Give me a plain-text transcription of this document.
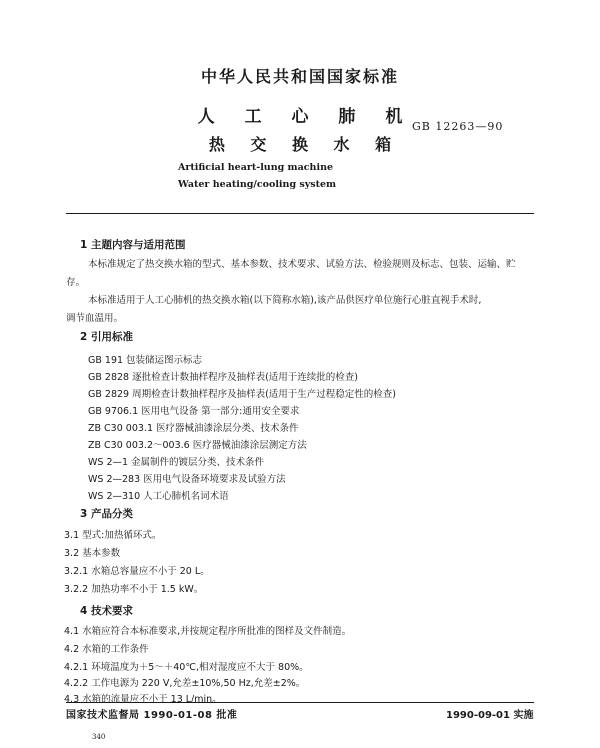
中华人民共和国国家标准
人 工 心 肺 机
热 交 换 水 箱
GB 12263—90
Artificial heart-lung machine
Water heating/cooling system
1 主题内容与适用范围
本标准规定了热交换水箱的型式、基本参数、技术要求、试验方法、检验规则及标志、包装、运输、贮
存。
本标准适用于人工心肺机的热交换水箱(以下简称水箱),该产品供医疗单位施行心脏直视手术时,
调节血温用。
2 引用标准
GB 191 包装储运图示标志
GB 2828 逐批检查计数抽样程序及抽样表(适用于连续批的检查)
GB 2829 周期检查计数抽样程序及抽样表(适用于生产过程稳定性的检查)
GB 9706.1 医用电气设备 第一部分:通用安全要求
ZB C30 003.1 医疗器械油漆涂层分类、技术条件
ZB C30 003.2～003.6 医疗器械油漆涂层测定方法
WS 2—1 金属制件的镀层分类、技术条件
WS 2—283 医用电气设备环境要求及试验方法
WS 2—310 人工心肺机名词术语
3 产品分类
3.1 型式:加热循环式。
3.2 基本参数
3.2.1 水箱总容量应不小于 20 L。
3.2.2 加热功率不小于 1.5 kW。
4 技术要求
4.1 水箱应符合本标准要求,并按规定程序所批准的图样及文件制造。
4.2 水箱的工作条件
4.2.1 环境温度为＋5～＋40℃,相对湿度应不大于 80%。
4.2.2 工作电源为 220 V,允差±10%,50 Hz,允差±2%。
4.3 水箱的流量应不小于 13 L/min。
国家技术监督局 1990-01-08 批准	1990-09-01 实施
340
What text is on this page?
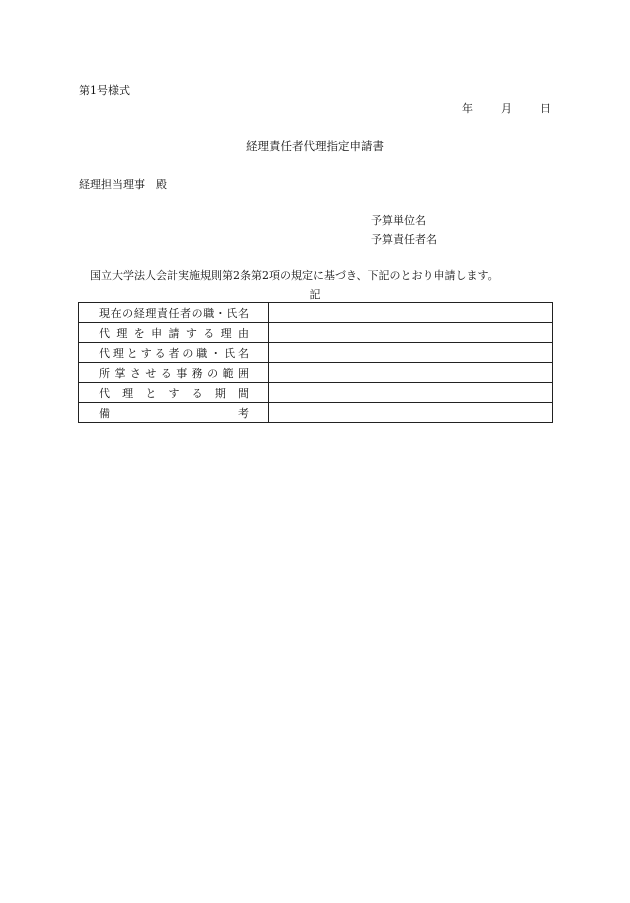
第1号様式
年	月	日
経理責任者代理指定申請書
経理担当理事　殿
予算単位名
予算責任者名
国立大学法人会計実施規則第2条第2項の規定に基づき、下記のとおり申請します。
記
現在の経理責任者の職・氏名	
代理を申請する理由	
代理とする者の職・氏名	
所掌させる事務の範囲	
代理とする期間	
備考	
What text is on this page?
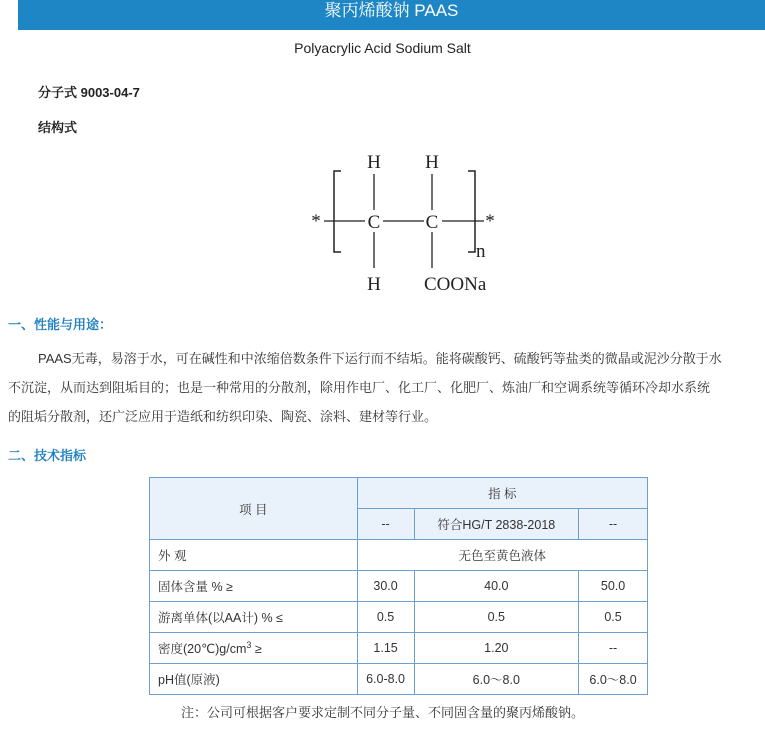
聚丙烯酸钠 PAAS
Polyacrylic Acid Sodium Salt
分子式 9003-04-7
结构式
H H
*	*
C C
n
H COONa
一、性能与用途：
PAAS无毒，易溶于水，可在碱性和中浓缩倍数条件下运行而不结垢。能将碳酸钙、硫酸钙等盐类的微晶或泥沙分散于水
不沉淀，从而达到阻垢目的；也是一种常用的分散剂，除用作电厂、化工厂、化肥厂、炼油厂和空调系统等循环冷却水系统
的阻垢分散剂，还广泛应用于造纸和纺织印染、陶瓷、涂料、建材等行业。
二、技术指标
项 目	指 标		
	--	符合HG/T 2838-2018	--
外 观	无色至黄色液体		
固体含量 % ≥	30.0	40.0	50.0
游离单体(以AA计) % ≤	0.5	0.5	0.5
密度$(20℃)g/cm^3$ ≥	1.15	1.20	--
pH值(原液)	6.0-8.0	6.0～8.0	6.0～8.0
注：公司可根据客户要求定制不同分子量、不同固含量的聚丙烯酸钠。
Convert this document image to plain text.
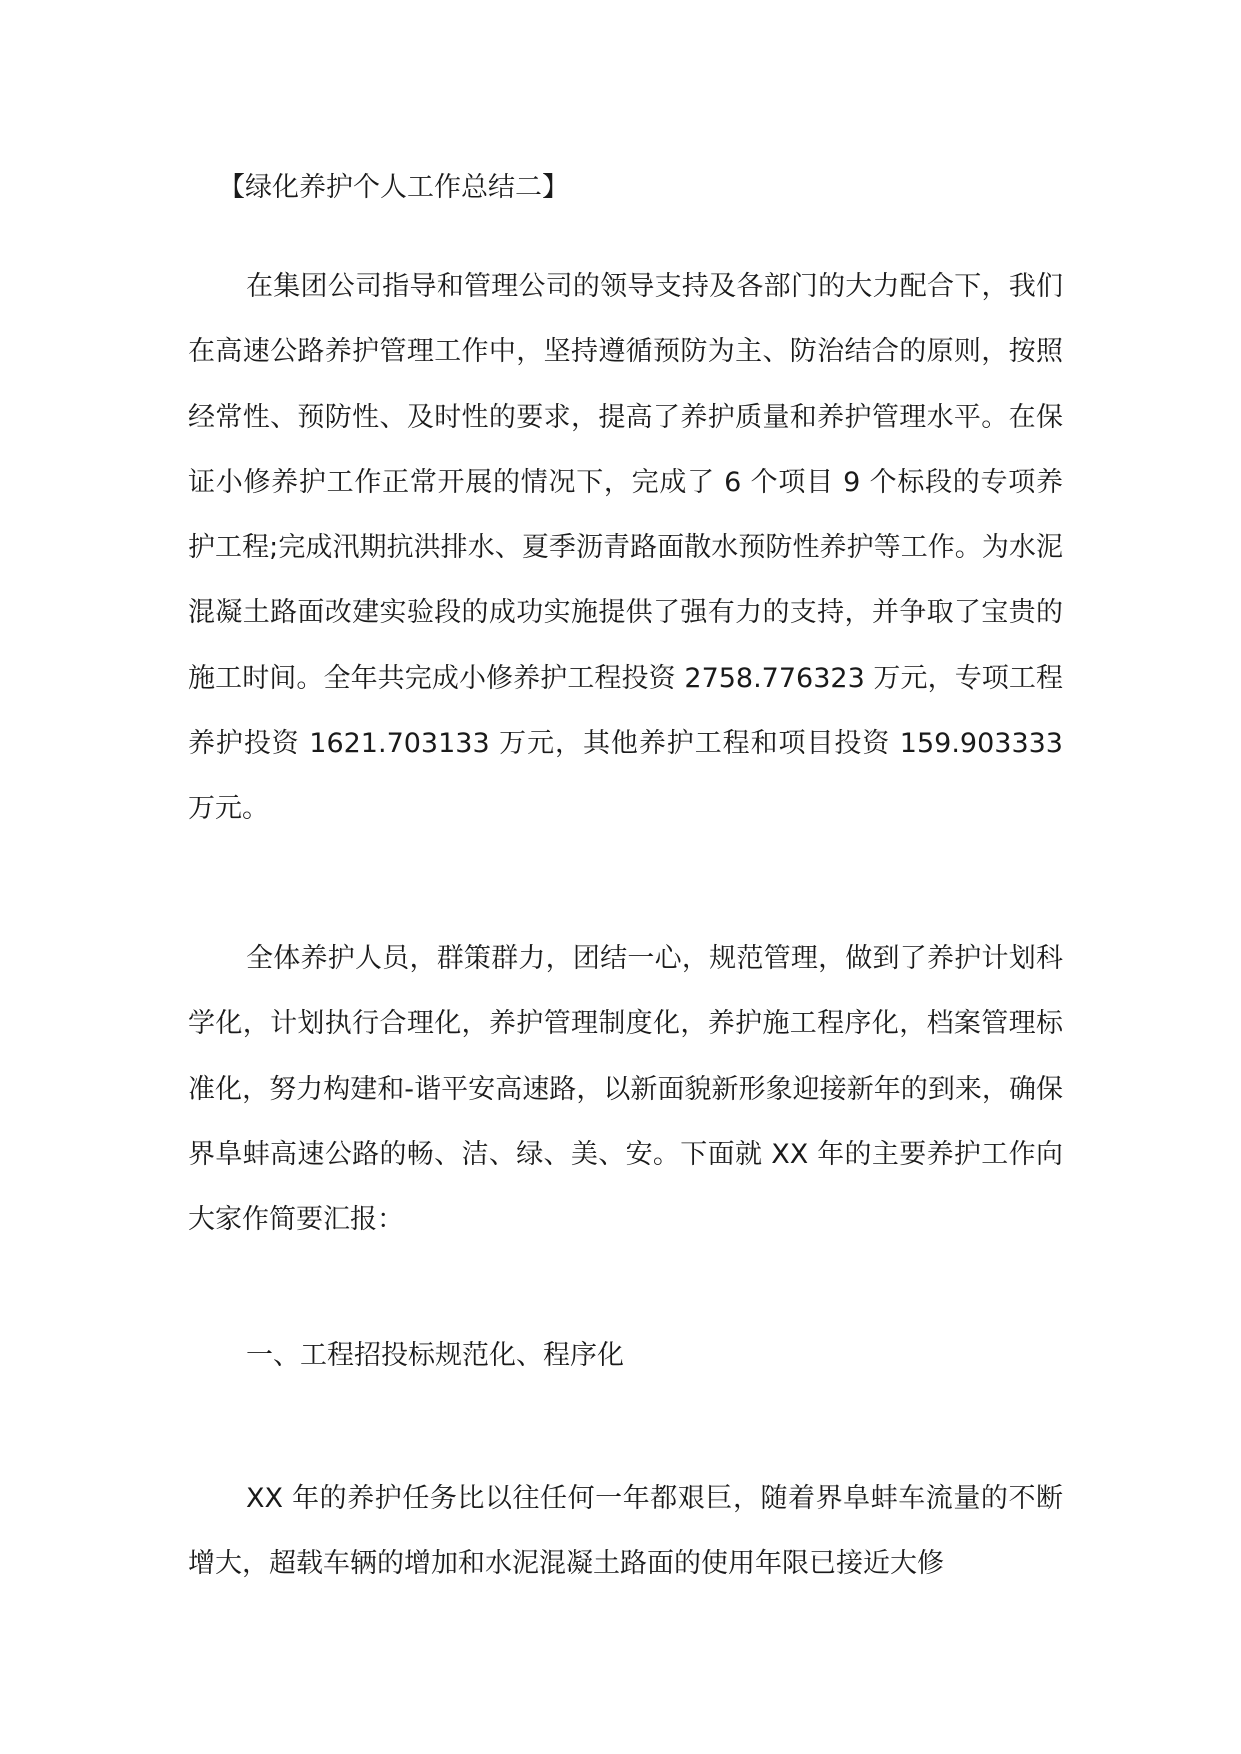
【绿化养护个人工作总结二】

在集团公司指导和管理公司的领导支持及各部门的大力配合下，我们在高速公路养护管理工作中，坚持遵循预防为主、防治结合的原则，按照经常性、预防性、及时性的要求，提高了养护质量和养护管理水平。在保证小修养护工作正常开展的情况下，完成了 6 个项目 9 个标段的专项养护工程;完成汛期抗洪排水、夏季沥青路面散水预防性养护等工作。为水泥混凝土路面改建实验段的成功实施提供了强有力的支持，并争取了宝贵的施工时间。全年共完成小修养护工程投资 2758.776323 万元，专项工程养护投资 1621.703133 万元，其他养护工程和项目投资 159.903333 万元。

全体养护人员，群策群力，团结一心，规范管理，做到了养护计划科学化，计划执行合理化，养护管理制度化，养护施工程序化，档案管理标准化，努力构建和-谐平安高速路，以新面貌新形象迎接新年的到来，确保界阜蚌高速公路的畅、洁、绿、美、安。下面就 XX 年的主要养护工作向大家作简要汇报：

一、工程招投标规范化、程序化

XX 年的养护任务比以往任何一年都艰巨，随着界阜蚌车流量的不断增大，超载车辆的增加和水泥混凝土路面的使用年限已接近大修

━━━━━━━━━━━━━━━━━━━━━━━━━━━━━━

» **What to do**
Print the full listing exactly, dropping the pictures.

» **Solution for this problem**
Give me a plain-text transcription of this document.
中华人民共和国国家标准
人 工 心 肺 机
热 交 换 水 箱
GB 12263—90
Artificial heart-lung machine
Water heating/cooling system
1 主题内容与适用范围
本标准规定了热交换水箱的型式、基本参数、技术要求、试验方法、检验规则及标志、包装、运输、贮
存。
本标准适用于人工心肺机的热交换水箱(以下简称水箱),该产品供医疗单位施行心脏直视手术时,
调节血温用。
2 引用标准
GB 191 包装储运图示标志
GB 2828 逐批检查计数抽样程序及抽样表(适用于连续批的检查)
GB 2829 周期检查计数抽样程序及抽样表(适用于生产过程稳定性的检查)
GB 9706.1 医用电气设备 第一部分:通用安全要求
ZB C30 003.1 医疗器械油漆涂层分类、技术条件
ZB C30 003.2～003.6 医疗器械油漆涂层测定方法
WS 2—1 金属制件的镀层分类、技术条件
WS 2—283 医用电气设备环境要求及试验方法
WS 2—310 人工心肺机名词术语
3 产品分类
3.1 型式:加热循环式。
3.2 基本参数
3.2.1 水箱总容量应不小于 20 L。
3.2.2 加热功率不小于 1.5 kW。
4 技术要求
4.1 水箱应符合本标准要求,并按规定程序所批准的图样及文件制造。
4.2 水箱的工作条件
4.2.1 环境温度为＋5～＋40℃,相对湿度应不大于 80%。
4.2.2 工作电源为 220 V,允差±10%,50 Hz,允差±2%。
4.3 水箱的流量应不小于 13 L/min。
国家技术监督局 1990-01-08 批准	1990-09-01 实施
340
What text is on this page?
第1号様式
年	月	日
経理責任者代理指定申請書
経理担当理事　殿
予算単位名
予算責任者名
国立大学法人会計実施規則第2条第2項の規定に基づき、下記のとおり申請します。
記
現在の経理責任者の職・氏名	
代理を申請する理由	
代理とする者の職・氏名	
所掌させる事務の範囲	
代理とする期間	
備考	
What text is on this page?
聚丙烯酸钠 PAAS
Polyacrylic Acid Sodium Salt
分子式 9003-04-7
结构式
H H
*	*
C C
n
H COONa
一、性能与用途：
PAAS无毒，易溶于水，可在碱性和中浓缩倍数条件下运行而不结垢。能将碳酸钙、硫酸钙等盐类的微晶或泥沙分散于水
不沉淀，从而达到阻垢目的；也是一种常用的分散剂，除用作电厂、化工厂、化肥厂、炼油厂和空调系统等循环冷却水系统
的阻垢分散剂，还广泛应用于造纸和纺织印染、陶瓷、涂料、建材等行业。
二、技术指标
项 目	指 标		
	--	符合HG/T 2838-2018	--
外 观	无色至黄色液体		
固体含量 % ≥	30.0	40.0	50.0
游离单体(以AA计) % ≤	0.5	0.5	0.5
密度$(20℃)g/cm^3$ ≥	1.15	1.20	--
pH值(原液)	6.0-8.0	6.0～8.0	6.0～8.0
注：公司可根据客户要求定制不同分子量、不同固含量的聚丙烯酸钠。
Convert this document image to plain text.
【绿化养护个人工作总结二】

在集团公司指导和管理公司的领导支持及各部门的大力配合下，我们在高速公路养护管理工作中，坚持遵循预防为主、防治结合的原则，按照经常性、预防性、及时性的要求，提高了养护质量和养护管理水平。在保证小修养护工作正常开展的情况下，完成了 6 个项目 9 个标段的专项养护工程;完成汛期抗洪排水、夏季沥青路面散水预防性养护等工作。为水泥混凝土路面改建实验段的成功实施提供了强有力的支持，并争取了宝贵的施工时间。全年共完成小修养护工程投资 2758.776323 万元，专项工程养护投资 1621.703133 万元，其他养护工程和项目投资 159.903333 万元。

全体养护人员，群策群力，团结一心，规范管理，做到了养护计划科学化，计划执行合理化，养护管理制度化，养护施工程序化，档案管理标准化，努力构建和-谐平安高速路，以新面貌新形象迎接新年的到来，确保界阜蚌高速公路的畅、洁、绿、美、安。下面就 XX 年的主要养护工作向大家作简要汇报：

一、工程招投标规范化、程序化

XX 年的养护任务比以往任何一年都艰巨，随着界阜蚌车流量的不断增大，超载车辆的增加和水泥混凝土路面的使用年限已接近大修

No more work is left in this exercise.